The task:
Quote the listing below in its entirety.

:::

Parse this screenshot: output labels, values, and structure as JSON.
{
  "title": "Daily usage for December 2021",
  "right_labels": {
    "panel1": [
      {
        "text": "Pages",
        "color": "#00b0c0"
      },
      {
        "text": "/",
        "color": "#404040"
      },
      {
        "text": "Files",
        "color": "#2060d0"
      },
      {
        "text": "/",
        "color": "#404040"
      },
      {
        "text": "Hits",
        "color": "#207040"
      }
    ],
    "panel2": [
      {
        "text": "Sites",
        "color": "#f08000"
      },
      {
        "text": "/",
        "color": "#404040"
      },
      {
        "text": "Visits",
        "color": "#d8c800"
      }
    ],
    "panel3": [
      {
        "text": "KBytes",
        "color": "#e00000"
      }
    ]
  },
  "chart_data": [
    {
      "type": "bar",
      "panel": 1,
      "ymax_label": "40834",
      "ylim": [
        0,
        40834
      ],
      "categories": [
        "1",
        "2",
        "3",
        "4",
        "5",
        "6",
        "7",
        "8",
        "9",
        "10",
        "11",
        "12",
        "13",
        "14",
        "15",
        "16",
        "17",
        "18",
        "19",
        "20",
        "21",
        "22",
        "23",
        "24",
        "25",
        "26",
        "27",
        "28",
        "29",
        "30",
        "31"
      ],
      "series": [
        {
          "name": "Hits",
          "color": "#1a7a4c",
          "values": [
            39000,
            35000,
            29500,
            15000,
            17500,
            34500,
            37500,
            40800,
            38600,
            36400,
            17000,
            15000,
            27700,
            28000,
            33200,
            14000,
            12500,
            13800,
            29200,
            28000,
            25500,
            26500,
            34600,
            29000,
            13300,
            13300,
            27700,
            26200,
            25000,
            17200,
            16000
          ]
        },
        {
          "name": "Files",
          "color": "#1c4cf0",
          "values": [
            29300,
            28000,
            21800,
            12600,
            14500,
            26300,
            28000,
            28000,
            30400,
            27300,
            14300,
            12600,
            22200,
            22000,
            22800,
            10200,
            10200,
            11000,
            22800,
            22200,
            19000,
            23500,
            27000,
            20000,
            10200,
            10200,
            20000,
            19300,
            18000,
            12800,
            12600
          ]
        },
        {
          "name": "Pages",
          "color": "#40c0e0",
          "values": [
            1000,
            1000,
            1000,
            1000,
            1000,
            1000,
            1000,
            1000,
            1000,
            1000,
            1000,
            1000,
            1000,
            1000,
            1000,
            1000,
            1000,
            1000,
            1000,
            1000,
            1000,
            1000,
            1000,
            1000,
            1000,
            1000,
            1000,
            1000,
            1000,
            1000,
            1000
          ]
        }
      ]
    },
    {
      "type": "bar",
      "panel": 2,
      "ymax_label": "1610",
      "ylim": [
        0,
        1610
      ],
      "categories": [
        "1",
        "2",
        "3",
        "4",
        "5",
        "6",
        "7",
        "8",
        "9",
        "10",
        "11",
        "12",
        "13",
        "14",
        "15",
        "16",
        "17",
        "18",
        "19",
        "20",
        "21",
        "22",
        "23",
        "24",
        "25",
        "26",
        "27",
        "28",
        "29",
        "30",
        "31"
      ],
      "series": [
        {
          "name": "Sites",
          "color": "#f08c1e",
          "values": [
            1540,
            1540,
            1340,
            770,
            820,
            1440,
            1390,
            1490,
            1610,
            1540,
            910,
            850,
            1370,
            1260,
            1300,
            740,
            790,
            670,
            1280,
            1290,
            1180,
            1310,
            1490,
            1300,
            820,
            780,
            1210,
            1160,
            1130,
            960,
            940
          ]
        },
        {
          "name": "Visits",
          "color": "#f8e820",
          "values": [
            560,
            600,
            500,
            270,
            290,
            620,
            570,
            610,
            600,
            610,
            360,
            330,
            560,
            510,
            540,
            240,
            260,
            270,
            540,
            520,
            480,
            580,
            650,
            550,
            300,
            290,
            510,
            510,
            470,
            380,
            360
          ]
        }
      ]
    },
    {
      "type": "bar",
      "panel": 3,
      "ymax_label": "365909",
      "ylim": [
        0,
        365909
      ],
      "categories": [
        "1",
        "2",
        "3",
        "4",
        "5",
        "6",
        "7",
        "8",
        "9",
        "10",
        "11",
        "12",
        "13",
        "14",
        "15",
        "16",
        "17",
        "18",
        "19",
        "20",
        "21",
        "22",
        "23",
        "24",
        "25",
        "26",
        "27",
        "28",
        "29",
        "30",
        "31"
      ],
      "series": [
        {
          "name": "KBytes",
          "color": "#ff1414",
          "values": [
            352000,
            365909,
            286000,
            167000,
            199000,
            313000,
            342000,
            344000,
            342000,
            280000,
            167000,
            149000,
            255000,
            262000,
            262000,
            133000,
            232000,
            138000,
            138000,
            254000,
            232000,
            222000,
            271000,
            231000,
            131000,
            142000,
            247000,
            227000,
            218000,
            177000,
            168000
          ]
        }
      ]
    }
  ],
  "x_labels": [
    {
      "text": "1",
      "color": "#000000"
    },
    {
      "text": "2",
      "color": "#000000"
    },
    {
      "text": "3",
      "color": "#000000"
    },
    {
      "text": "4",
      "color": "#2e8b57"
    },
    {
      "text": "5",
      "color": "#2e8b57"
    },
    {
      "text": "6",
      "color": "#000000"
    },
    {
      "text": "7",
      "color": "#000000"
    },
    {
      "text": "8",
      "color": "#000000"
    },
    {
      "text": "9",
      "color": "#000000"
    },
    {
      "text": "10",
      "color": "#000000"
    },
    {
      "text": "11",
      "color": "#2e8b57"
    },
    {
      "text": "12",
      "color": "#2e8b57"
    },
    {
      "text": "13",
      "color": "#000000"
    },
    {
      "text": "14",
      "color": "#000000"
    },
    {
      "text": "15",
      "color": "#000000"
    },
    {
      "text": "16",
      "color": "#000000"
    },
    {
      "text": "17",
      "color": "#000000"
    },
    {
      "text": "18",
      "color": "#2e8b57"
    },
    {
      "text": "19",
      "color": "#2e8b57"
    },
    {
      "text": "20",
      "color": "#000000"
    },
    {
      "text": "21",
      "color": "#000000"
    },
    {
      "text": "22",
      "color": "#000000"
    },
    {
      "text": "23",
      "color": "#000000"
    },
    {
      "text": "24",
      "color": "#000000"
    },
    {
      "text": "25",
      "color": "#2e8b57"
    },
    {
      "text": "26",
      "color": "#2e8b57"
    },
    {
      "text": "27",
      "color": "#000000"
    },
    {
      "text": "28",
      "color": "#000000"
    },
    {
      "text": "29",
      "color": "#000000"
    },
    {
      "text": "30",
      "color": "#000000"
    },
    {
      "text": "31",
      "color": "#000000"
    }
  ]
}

:::

Final result:
Parse this screenshot: output labels, values, and structure as JSON.
{
  "title": "Daily usage for December 2021",
  "right_labels": {
    "panel1": [
      {
        "text": "Pages",
        "color": "#00b0c0"
      },
      {
        "text": "/",
        "color": "#404040"
      },
      {
        "text": "Files",
        "color": "#2060d0"
      },
      {
        "text": "/",
        "color": "#404040"
      },
      {
        "text": "Hits",
        "color": "#207040"
      }
    ],
    "panel2": [
      {
        "text": "Sites",
        "color": "#f08000"
      },
      {
        "text": "/",
        "color": "#404040"
      },
      {
        "text": "Visits",
        "color": "#d8c800"
      }
    ],
    "panel3": [
      {
        "text": "KBytes",
        "color": "#e00000"
      }
    ]
  },
  "chart_data": [
    {
      "type": "bar",
      "panel": 1,
      "ymax_label": "40834",
      "ylim": [
        0,
        40834
      ],
      "categories": [
        "1",
        "2",
        "3",
        "4",
        "5",
        "6",
        "7",
        "8",
        "9",
        "10",
        "11",
        "12",
        "13",
        "14",
        "15",
        "16",
        "17",
        "18",
        "19",
        "20",
        "21",
        "22",
        "23",
        "24",
        "25",
        "26",
        "27",
        "28",
        "29",
        "30",
        "31"
      ],
      "series": [
        {
          "name": "Hits",
          "color": "#1a7a4c",
          "values": [
            39000,
            35000,
            29500,
            15000,
            17500,
            34500,
            37500,
            40800,
            38600,
            36400,
            17000,
            15000,
            27700,
            28000,
            33200,
            14000,
            12500,
            13800,
            29200,
            28000,
            25500,
            26500,
            34600,
            29000,
            13300,
            13300,
            27700,
            26200,
            25000,
            17200,
            16000
          ]
        },
        {
          "name": "Files",
          "color": "#1c4cf0",
          "values": [
            29300,
            28000,
            21800,
            12600,
            14500,
            26300,
            28000,
            28000,
            30400,
            27300,
            14300,
            12600,
            22200,
            22000,
            22800,
            10200,
            10200,
            11000,
            22800,
            22200,
            19000,
            23500,
            27000,
            20000,
            10200,
            10200,
            20000,
            19300,
            18000,
            12800,
            12600
          ]
        },
        {
          "name": "Pages",
          "color": "#40c0e0",
          "values": [
            1000,
            1000,
            1000,
            1000,
            1000,
            1000,
            1000,
            1000,
            1000,
            1000,
            1000,
            1000,
            1000,
            1000,
            1000,
            1000,
            1000,
            1000,
            1000,
            1000,
            1000,
            1000,
            1000,
            1000,
            1000,
            1000,
            1000,
            1000,
            1000,
            1000,
            1000
          ]
        }
      ]
    },
    {
      "type": "bar",
      "panel": 2,
      "ymax_label": "1610",
      "ylim": [
        0,
        1610
      ],
      "categories": [
        "1",
        "2",
        "3",
        "4",
        "5",
        "6",
        "7",
        "8",
        "9",
        "10",
        "11",
        "12",
        "13",
        "14",
        "15",
        "16",
        "17",
        "18",
        "19",
        "20",
        "21",
        "22",
        "23",
        "24",
        "25",
        "26",
        "27",
        "28",
        "29",
        "30",
        "31"
      ],
      "series": [
        {
          "name": "Sites",
          "color": "#f08c1e",
          "values": [
            1540,
            1540,
            1340,
            770,
            820,
            1440,
            1390,
            1490,
            1610,
            1540,
            910,
            850,
            1370,
            1260,
            1300,
            740,
            790,
            670,
            1280,
            1290,
            1180,
            1310,
            1490,
            1300,
            820,
            780,
            1210,
            1160,
            1130,
            960,
            940
          ]
        },
        {
          "name": "Visits",
          "color": "#f8e820",
          "values": [
            560,
            600,
            500,
            270,
            290,
            620,
            570,
            610,
            600,
            610,
            360,
            330,
            560,
            510,
            540,
            240,
            260,
            270,
            540,
            520,
            480,
            580,
            650,
            550,
            300,
            290,
            510,
            510,
            470,
            380,
            360
          ]
        }
      ]
    },
    {
      "type": "bar",
      "panel": 3,
      "ymax_label": "365909",
      "ylim": [
        0,
        365909
      ],
      "categories": [
        "1",
        "2",
        "3",
        "4",
        "5",
        "6",
        "7",
        "8",
        "9",
        "10",
        "11",
        "12",
        "13",
        "14",
        "15",
        "16",
        "17",
        "18",
        "19",
        "20",
        "21",
        "22",
        "23",
        "24",
        "25",
        "26",
        "27",
        "28",
        "29",
        "30",
        "31"
      ],
      "series": [
        {
          "name": "KBytes",
          "color": "#ff1414",
          "values": [
            352000,
            365909,
            286000,
            167000,
            199000,
            313000,
            342000,
            344000,
            342000,
            280000,
            167000,
            149000,
            255000,
            262000,
            262000,
            133000,
            232000,
            138000,
            138000,
            254000,
            232000,
            222000,
            271000,
            231000,
            131000,
            142000,
            247000,
            227000,
            218000,
            177000,
            168000
          ]
        }
      ]
    }
  ],
  "x_labels": [
    {
      "text": "1",
      "color": "#000000"
    },
    {
      "text": "2",
      "color": "#000000"
    },
    {
      "text": "3",
      "color": "#000000"
    },
    {
      "text": "4",
      "color": "#2e8b57"
    },
    {
      "text": "5",
      "color": "#2e8b57"
    },
    {
      "text": "6",
      "color": "#000000"
    },
    {
      "text": "7",
      "color": "#000000"
    },
    {
      "text": "8",
      "color": "#000000"
    },
    {
      "text": "9",
      "color": "#000000"
    },
    {
      "text": "10",
      "color": "#000000"
    },
    {
      "text": "11",
      "color": "#2e8b57"
    },
    {
      "text": "12",
      "color": "#2e8b57"
    },
    {
      "text": "13",
      "color": "#000000"
    },
    {
      "text": "14",
      "color": "#000000"
    },
    {
      "text": "15",
      "color": "#000000"
    },
    {
      "text": "16",
      "color": "#000000"
    },
    {
      "text": "17",
      "color": "#000000"
    },
    {
      "text": "18",
      "color": "#2e8b57"
    },
    {
      "text": "19",
      "color": "#2e8b57"
    },
    {
      "text": "20",
      "color": "#000000"
    },
    {
      "text": "21",
      "color": "#000000"
    },
    {
      "text": "22",
      "color": "#000000"
    },
    {
      "text": "23",
      "color": "#000000"
    },
    {
      "text": "24",
      "color": "#000000"
    },
    {
      "text": "25",
      "color": "#2e8b57"
    },
    {
      "text": "26",
      "color": "#2e8b57"
    },
    {
      "text": "27",
      "color": "#000000"
    },
    {
      "text": "28",
      "color": "#000000"
    },
    {
      "text": "29",
      "color": "#000000"
    },
    {
      "text": "30",
      "color": "#000000"
    },
    {
      "text": "31",
      "color": "#000000"
    }
  ]
}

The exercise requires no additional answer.